Return all lines with the word "Naſo" in them.

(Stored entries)
* * * * * * * * *

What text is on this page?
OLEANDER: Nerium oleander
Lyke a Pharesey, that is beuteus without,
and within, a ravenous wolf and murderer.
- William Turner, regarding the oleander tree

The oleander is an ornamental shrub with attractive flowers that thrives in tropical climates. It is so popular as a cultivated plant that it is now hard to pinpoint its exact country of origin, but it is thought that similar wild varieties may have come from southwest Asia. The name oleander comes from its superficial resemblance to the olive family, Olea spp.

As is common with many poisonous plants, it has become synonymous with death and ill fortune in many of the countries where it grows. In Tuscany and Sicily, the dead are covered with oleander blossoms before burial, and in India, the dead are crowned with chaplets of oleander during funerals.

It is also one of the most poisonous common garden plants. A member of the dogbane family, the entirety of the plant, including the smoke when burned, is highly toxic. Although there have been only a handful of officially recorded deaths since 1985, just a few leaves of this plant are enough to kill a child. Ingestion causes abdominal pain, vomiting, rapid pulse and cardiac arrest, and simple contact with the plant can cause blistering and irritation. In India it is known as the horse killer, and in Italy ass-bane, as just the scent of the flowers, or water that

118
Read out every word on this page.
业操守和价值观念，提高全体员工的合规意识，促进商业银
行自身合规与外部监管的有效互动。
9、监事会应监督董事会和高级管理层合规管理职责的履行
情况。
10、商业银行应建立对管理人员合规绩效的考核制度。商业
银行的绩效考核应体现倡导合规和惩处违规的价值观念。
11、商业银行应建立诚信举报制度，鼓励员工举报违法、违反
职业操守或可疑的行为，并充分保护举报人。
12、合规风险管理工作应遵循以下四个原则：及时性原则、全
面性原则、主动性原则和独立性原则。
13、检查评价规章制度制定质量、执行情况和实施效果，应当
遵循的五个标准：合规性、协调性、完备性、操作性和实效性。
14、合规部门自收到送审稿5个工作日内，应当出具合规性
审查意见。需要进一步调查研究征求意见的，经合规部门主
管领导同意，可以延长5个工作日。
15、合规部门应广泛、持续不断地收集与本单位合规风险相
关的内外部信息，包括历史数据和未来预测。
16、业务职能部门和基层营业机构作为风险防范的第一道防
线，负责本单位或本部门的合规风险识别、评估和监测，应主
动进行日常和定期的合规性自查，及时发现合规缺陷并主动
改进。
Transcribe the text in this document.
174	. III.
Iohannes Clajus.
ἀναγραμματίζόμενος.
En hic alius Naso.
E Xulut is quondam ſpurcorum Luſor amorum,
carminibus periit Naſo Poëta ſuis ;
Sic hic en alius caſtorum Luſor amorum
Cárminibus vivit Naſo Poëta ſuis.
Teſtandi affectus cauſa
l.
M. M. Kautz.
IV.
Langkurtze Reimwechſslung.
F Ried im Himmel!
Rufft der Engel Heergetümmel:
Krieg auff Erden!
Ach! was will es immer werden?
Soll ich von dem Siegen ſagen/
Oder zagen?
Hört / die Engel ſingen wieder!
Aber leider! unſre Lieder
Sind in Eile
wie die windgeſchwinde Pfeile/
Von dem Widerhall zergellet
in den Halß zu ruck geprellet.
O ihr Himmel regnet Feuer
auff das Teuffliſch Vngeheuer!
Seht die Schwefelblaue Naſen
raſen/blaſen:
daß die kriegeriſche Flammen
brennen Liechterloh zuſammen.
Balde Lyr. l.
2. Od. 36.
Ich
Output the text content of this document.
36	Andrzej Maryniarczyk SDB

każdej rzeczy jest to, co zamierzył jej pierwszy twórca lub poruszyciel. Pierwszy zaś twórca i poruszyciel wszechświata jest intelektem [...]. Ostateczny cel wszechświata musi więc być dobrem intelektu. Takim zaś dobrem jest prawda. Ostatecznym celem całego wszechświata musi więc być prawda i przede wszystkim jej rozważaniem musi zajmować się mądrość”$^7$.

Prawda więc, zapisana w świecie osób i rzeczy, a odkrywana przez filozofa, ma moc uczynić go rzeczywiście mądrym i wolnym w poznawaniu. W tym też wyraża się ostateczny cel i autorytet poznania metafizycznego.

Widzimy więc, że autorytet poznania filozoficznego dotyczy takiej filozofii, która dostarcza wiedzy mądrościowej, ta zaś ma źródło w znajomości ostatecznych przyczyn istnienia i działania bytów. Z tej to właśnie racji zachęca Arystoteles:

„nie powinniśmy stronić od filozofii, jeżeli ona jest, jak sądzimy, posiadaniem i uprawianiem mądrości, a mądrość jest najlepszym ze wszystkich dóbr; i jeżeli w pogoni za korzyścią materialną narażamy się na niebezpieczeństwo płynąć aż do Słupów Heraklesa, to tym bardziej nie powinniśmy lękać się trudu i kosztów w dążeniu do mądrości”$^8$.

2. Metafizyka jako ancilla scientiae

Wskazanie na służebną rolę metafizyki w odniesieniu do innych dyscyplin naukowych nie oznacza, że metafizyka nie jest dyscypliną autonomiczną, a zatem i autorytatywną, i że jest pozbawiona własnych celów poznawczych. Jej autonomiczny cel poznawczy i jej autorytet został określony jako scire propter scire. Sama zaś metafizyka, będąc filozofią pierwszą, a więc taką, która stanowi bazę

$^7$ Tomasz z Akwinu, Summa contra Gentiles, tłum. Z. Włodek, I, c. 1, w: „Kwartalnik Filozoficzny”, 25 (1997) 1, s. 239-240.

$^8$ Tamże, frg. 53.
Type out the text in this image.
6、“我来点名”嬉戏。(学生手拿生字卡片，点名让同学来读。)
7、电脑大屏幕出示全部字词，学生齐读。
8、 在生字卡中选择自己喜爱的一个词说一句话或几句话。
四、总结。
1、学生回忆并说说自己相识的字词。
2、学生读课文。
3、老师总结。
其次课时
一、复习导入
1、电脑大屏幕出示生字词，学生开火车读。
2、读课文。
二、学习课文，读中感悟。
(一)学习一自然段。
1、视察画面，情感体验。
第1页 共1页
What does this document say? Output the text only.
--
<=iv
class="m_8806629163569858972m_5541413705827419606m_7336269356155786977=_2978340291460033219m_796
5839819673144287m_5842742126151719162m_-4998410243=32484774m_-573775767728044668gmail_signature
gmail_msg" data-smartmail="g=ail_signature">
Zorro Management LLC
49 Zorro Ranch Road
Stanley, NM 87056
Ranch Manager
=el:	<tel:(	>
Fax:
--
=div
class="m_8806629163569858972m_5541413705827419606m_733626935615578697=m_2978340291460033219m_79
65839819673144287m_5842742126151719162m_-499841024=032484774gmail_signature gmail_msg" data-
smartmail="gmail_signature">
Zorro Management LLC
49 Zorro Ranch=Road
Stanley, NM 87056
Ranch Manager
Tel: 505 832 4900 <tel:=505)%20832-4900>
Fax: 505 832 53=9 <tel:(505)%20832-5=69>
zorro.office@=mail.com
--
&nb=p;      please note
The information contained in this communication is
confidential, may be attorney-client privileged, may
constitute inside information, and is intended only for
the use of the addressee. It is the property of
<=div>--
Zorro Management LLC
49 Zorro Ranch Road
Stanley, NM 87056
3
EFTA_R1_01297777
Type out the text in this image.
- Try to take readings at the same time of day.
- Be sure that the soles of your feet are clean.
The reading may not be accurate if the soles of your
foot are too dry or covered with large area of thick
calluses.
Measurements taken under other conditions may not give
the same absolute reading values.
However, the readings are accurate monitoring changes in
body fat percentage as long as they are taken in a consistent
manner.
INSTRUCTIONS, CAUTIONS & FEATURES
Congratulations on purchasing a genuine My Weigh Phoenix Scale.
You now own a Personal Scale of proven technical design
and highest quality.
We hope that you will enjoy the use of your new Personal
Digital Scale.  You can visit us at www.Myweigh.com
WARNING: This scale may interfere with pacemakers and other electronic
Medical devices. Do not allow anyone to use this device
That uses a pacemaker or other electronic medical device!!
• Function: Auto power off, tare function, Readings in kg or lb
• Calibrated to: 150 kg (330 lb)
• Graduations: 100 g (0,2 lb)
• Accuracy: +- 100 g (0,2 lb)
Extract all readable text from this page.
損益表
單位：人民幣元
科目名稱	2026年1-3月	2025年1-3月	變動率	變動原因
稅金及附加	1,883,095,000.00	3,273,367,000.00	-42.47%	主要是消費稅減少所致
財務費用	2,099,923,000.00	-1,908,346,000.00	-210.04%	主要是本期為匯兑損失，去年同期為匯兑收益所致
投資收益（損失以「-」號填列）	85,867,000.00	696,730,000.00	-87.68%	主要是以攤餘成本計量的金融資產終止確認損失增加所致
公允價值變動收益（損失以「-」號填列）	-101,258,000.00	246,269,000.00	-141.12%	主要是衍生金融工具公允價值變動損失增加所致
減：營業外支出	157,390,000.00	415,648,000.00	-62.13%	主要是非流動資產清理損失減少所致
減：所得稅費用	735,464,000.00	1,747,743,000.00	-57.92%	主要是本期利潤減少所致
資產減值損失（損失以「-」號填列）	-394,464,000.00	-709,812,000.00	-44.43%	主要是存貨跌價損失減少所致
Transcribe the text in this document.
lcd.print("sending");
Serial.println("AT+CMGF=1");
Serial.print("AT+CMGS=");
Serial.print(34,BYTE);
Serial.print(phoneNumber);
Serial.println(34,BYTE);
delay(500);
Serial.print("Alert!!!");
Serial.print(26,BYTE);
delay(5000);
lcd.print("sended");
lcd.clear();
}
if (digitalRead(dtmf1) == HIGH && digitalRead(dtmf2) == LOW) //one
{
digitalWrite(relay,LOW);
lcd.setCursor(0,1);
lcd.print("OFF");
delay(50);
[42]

* * * * * * * * *

#### Complete response:
carminibus periit Naſo Poëta ſuis ;
Cárminibus vivit Naſo Poëta ſuis.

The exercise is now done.